* What to work on *
Determine how many lines of the entries contain "Конструкция". Reply with that number alone.

┌─ Dataset content

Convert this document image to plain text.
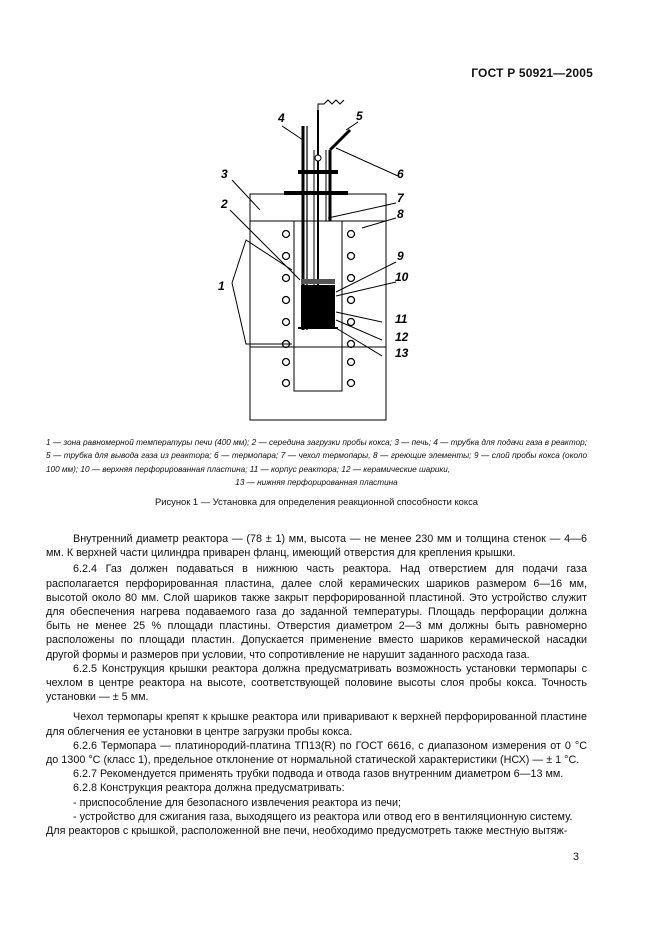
ГОСТ Р 50921—2005
1
2
3
4	5
6
7
8
9
10
11
12
13
1 — зона равномерной температуры печи (400 мм); 2 — середина загрузки пробы кокса; 3 — печь; 4 — трубка для подачи газа в реактор; 5 — трубка для вывода газа из реактора; 6 — термопара; 7 — чехол термопары, 8 — греющие элементы; 9 — слой пробы кокса (около 100 мм); 10 — верхняя перфорированная пластина; 11 — корпус реактора; 12 — керамические шарики,
13 — нижняя перфорированная пластина
Рисунок 1 — Установка для определения реакционной способности кокса

Внутренний диаметр реактора — (78 ± 1) мм, высота — не менее 230 мм и толщина стенок — 4—6 мм. К верхней части цилиндра приварен фланц, имеющий отверстия для крепления крышки.

6.2.4 Газ должен подаваться в нижнюю часть реактора. Над отверстием для подачи газа располагается перфорированная пластина, далее слой керамических шариков размером 6—16 мм, высотой около 80 мм. Слой шариков также закрыт перфорированной пластиной. Это устройство служит для обеспечения нагрева подаваемого газа до заданной температуры. Площадь перфорации должна быть не менее 25 % площади пластины. Отверстия диаметром 2—3 мм должны быть равномерно расположены по площади пластин. Допускается применение вместо шариков керамической насадки другой формы и размеров при условии, что сопротивление не нарушит заданного расхода газа.

6.2.5 Конструкция крышки реактора должна предусматривать возможность установки термопары с чехлом в центре реактора на высоте, соответствующей половине высоты слоя пробы кокса. Точность установки — ± 5 мм.

Чехол термопары крепят к крышке реактора или приваривают к верхней перфорированной пластине для облегчения ее установки в центре загрузки пробы кокса.

6.2.6 Термопара — платинородий-платина ТП13(R) по ГОСТ 6616, с диапазоном измерения от 0 °С до 1300 °С (класс 1), предельное отклонение от нормальной статической характеристики (НСХ) — ± 1 °С.

6.2.7 Рекомендуется применять трубки подвода и отвода газов внутренним диаметром 6—13 мм.

6.2.8 Конструкция реактора должна предусматривать:

- приспособление для безопасного извлечения реактора из печи;

- устройство для сжигания газа, выходящего из реактора или отвод его в вентиляционную систему.

Для реакторов с крышкой, расположенной вне печи, необходимо предусмотреть также местную вытяж-

3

└─

* Final result *
2